**Work to complete**
Within the records that follow, find every line containing the string "name". Copy those lines.

**Records supplied**
---
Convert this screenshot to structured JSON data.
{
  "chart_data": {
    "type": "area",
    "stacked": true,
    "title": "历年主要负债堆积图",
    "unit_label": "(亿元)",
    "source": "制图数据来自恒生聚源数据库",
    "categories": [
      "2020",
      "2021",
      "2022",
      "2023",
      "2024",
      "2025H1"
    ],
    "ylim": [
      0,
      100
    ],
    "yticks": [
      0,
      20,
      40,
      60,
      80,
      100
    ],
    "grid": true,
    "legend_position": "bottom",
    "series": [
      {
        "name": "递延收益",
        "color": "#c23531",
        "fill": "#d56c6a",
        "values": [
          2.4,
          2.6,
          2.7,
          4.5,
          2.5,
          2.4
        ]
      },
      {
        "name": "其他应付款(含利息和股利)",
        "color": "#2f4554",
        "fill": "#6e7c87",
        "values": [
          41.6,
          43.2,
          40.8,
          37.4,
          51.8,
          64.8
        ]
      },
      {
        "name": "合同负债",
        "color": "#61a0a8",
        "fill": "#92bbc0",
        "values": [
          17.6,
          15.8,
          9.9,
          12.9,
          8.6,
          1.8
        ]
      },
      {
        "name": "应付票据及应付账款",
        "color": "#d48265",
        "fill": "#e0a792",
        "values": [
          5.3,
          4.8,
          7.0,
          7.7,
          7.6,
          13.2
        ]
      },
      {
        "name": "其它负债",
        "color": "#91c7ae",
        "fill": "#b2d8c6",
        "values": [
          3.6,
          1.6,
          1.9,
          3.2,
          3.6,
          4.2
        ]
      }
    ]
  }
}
---
**Expected answer**
        "name": "递延收益",
        "name": "其他应付款(含利息和股利)",
        "name": "合同负债",
        "name": "应付票据及应付账款",
        "name": "其它负债",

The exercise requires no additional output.